▶ What is needed
Rewrite the listing from the line with "Patent image size: (1362, 1084)." to the line with "The girth weld 151 is at (720, 488).", replacing "pipeline" with "pipe string" and keeping everything else the same.

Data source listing
• • • • • • •

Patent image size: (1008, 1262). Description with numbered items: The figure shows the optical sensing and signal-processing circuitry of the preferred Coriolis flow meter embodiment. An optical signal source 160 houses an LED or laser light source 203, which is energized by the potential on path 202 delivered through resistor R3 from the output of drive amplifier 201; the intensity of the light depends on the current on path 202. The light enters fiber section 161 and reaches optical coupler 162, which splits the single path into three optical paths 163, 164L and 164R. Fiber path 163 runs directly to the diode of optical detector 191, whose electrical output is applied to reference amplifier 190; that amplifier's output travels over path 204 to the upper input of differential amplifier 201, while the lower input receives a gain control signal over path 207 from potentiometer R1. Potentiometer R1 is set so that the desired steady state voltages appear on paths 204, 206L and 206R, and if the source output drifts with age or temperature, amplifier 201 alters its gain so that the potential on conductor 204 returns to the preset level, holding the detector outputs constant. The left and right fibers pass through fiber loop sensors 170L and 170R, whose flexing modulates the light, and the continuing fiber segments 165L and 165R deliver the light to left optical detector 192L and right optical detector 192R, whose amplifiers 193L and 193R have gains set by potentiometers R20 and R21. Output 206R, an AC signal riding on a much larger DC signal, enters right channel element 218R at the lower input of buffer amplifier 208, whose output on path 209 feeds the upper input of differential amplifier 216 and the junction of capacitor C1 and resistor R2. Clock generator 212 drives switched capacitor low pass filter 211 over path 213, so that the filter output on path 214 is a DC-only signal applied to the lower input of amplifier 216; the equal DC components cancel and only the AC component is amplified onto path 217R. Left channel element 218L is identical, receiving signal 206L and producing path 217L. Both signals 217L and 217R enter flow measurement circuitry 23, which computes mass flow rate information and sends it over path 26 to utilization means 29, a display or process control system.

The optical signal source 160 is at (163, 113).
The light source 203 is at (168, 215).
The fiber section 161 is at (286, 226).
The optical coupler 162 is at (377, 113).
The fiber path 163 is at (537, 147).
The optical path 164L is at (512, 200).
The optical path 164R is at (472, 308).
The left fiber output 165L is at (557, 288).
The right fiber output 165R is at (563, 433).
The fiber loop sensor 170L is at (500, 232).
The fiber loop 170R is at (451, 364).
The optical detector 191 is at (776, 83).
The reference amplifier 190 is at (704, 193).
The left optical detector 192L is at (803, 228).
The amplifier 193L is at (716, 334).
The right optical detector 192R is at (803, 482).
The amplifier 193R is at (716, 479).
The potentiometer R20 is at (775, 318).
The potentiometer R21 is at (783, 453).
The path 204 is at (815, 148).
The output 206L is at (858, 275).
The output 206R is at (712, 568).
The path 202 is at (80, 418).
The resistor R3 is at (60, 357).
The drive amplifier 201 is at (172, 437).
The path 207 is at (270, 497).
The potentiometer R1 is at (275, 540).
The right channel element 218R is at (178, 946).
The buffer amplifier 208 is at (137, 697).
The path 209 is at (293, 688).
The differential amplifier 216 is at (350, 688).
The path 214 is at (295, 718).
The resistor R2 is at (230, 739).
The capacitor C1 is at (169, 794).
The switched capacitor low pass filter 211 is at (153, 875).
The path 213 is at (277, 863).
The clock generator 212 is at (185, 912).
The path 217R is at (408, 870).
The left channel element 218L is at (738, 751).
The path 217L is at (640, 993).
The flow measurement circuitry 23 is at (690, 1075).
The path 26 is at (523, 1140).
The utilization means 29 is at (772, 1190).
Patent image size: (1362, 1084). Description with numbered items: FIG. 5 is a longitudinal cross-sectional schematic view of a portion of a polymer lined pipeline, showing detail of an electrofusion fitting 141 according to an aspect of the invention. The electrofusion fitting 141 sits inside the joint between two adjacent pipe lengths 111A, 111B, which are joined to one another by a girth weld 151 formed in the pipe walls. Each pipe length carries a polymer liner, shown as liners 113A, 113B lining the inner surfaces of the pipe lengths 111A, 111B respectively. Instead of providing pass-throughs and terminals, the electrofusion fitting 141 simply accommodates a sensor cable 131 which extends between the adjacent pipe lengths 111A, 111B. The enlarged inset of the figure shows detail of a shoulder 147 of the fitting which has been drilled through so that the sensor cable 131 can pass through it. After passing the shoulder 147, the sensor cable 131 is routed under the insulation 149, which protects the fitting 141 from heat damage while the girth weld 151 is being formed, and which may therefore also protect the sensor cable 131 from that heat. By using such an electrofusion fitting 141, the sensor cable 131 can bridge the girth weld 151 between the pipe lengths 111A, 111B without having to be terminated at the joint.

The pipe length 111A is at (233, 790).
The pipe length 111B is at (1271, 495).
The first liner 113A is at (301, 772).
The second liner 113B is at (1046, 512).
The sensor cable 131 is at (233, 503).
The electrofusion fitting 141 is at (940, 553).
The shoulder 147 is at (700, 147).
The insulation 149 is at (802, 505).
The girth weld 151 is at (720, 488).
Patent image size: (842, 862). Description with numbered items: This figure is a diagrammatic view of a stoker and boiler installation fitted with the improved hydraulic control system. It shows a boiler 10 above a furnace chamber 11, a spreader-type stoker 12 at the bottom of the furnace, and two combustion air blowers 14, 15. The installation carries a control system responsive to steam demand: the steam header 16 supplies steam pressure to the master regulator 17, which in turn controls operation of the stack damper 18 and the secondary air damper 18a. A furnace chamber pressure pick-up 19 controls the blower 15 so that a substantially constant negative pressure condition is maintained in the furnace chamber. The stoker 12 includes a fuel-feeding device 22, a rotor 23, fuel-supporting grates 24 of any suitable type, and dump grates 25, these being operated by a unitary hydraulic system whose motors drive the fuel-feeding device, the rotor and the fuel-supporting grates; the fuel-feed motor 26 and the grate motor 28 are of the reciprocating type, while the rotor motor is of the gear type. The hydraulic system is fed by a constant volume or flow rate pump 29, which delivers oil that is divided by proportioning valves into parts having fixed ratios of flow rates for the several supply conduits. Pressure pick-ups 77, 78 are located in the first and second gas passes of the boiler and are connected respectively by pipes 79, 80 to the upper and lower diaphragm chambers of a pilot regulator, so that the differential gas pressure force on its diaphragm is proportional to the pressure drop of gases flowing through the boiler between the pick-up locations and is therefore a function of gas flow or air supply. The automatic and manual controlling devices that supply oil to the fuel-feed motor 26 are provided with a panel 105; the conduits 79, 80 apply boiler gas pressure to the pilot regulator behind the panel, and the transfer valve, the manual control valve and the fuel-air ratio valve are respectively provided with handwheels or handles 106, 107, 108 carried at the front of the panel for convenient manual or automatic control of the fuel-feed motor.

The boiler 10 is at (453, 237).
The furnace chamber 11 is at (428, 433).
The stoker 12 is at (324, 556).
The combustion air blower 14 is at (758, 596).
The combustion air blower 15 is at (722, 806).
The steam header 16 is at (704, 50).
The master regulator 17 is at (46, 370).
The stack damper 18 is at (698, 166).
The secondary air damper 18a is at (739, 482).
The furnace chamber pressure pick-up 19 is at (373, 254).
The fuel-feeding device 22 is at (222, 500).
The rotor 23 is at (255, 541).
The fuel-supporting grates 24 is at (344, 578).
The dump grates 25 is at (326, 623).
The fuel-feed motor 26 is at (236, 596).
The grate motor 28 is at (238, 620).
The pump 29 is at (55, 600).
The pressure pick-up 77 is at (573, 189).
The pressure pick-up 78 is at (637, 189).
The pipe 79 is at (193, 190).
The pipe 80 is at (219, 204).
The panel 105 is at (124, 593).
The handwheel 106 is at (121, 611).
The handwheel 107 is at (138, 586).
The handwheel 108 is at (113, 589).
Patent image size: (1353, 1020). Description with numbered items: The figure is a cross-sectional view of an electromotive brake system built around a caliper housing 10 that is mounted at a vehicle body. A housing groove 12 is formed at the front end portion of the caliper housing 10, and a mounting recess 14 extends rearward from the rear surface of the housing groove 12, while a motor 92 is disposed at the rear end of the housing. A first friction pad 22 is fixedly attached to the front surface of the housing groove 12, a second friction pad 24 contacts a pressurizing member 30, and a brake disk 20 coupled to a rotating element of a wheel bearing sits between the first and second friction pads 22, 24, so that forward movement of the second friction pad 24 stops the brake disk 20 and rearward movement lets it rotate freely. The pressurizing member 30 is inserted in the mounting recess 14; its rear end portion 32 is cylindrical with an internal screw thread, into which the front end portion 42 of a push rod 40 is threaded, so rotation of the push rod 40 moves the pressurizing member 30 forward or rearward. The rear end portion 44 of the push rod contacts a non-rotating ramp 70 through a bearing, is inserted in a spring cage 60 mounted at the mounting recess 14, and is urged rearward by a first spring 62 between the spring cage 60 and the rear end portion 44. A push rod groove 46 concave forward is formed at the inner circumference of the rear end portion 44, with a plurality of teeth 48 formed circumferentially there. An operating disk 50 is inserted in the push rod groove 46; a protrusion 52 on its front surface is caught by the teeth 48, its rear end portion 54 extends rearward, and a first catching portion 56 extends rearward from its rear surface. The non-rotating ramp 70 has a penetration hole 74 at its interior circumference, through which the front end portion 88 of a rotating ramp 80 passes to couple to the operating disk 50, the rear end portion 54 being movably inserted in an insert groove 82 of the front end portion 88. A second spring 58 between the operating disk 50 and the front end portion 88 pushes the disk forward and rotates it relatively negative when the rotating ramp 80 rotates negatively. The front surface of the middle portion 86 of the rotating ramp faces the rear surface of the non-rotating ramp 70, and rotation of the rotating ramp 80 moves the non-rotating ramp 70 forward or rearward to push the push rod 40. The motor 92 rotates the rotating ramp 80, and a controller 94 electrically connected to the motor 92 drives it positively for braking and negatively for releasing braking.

• • • • • • •

▶ Output for this task
Patent image size: (1362, 1084). Description with numbered items: FIG. 5 is a longitudinal cross-sectional schematic view of a portion of a polymer lined pipe string, showing detail of an electrofusion fitting 141 according to an aspect of the invention. The electrofusion fitting 141 sits inside the joint between two adjacent pipe lengths 111A, 111B, which are joined to one another by a girth weld 151 formed in the pipe walls. Each pipe length carries a polymer liner, shown as liners 113A, 113B lining the inner surfaces of the pipe lengths 111A, 111B respectively. Instead of providing pass-throughs and terminals, the electrofusion fitting 141 simply accommodates a sensor cable 131 which extends between the adjacent pipe lengths 111A, 111B. The enlarged inset of the figure shows detail of a shoulder 147 of the fitting which has been drilled through so that the sensor cable 131 can pass through it. After passing the shoulder 147, the sensor cable 131 is routed under the insulation 149, which protects the fitting 141 from heat damage while the girth weld 151 is being formed, and which may therefore also protect the sensor cable 131 from that heat. By using such an electrofusion fitting 141, the sensor cable 131 can bridge the girth weld 151 between the pipe lengths 111A, 111B without having to be terminated at the joint.

The pipe length 111A is at (233, 790).
The pipe length 111B is at (1271, 495).
The first liner 113A is at (301, 772).
The second liner 113B is at (1046, 512).
The sensor cable 131 is at (233, 503).
The electrofusion fitting 141 is at (940, 553).
The shoulder 147 is at (700, 147).
The insulation 149 is at (802, 505).
The girth weld 151 is at (720, 488).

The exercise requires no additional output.